[Start Records for processing]
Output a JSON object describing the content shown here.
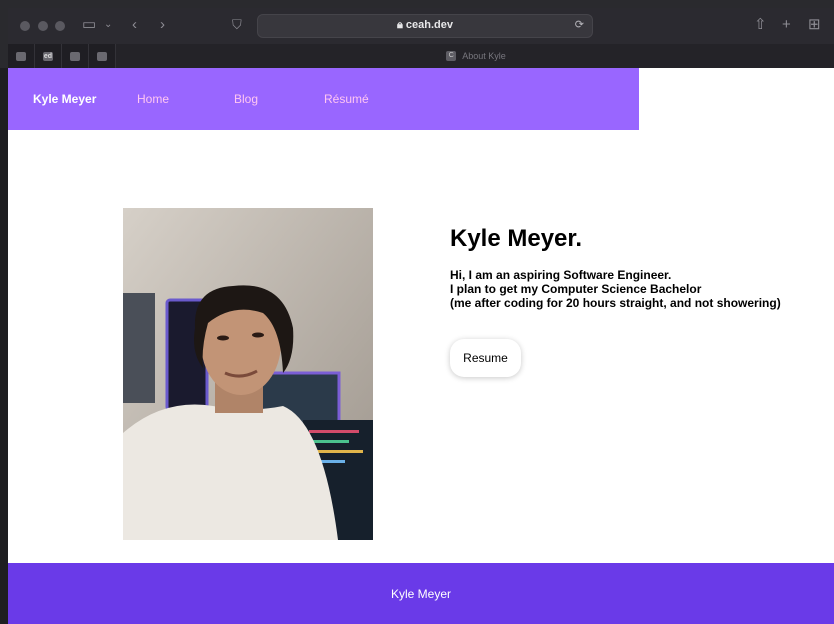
{
  "browser": {
    "url": "ceah.dev",
    "active_tab_title": "About Kyle",
    "pinned_tabs": [
      "",
      "ed",
      "",
      ""
    ]
  },
  "nav": {
    "brand": "Kyle Meyer",
    "links": [
      "Home",
      "Blog",
      "Résumé"
    ]
  },
  "hero": {
    "title": "Kyle Meyer.",
    "bio_lines": [
      "Hi, I am an aspiring Software Engineer.",
      "I plan to get my Computer Science Bachelor",
      "(me after coding for 20 hours straight, and not showering)"
    ],
    "button_label": "Resume"
  },
  "footer": {
    "text": "Kyle Meyer"
  },
  "colors": {
    "nav_bg": "#9966ff",
    "nav_link": "#ffc6f2",
    "footer_bg": "#6a3ae8"
  }
}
[End Records for processing]
Task details: Restate each entry word for word, leaving out any pictures.

Exercise result:
Output a JSON object describing the content shown here.
{
  "browser": {
    "url": "ceah.dev",
    "active_tab_title": "About Kyle",
    "pinned_tabs": [
      "",
      "ed",
      "",
      ""
    ]
  },
  "nav": {
    "brand": "Kyle Meyer",
    "links": [
      "Home",
      "Blog",
      "Résumé"
    ]
  },
  "hero": {
    "title": "Kyle Meyer.",
    "bio_lines": [
      "Hi, I am an aspiring Software Engineer.",
      "I plan to get my Computer Science Bachelor",
      "(me after coding for 20 hours straight, and not showering)"
    ],
    "button_label": "Resume"
  },
  "footer": {
    "text": "Kyle Meyer"
  },
  "colors": {
    "nav_bg": "#9966ff",
    "nav_link": "#ffc6f2",
    "footer_bg": "#6a3ae8"
  }
}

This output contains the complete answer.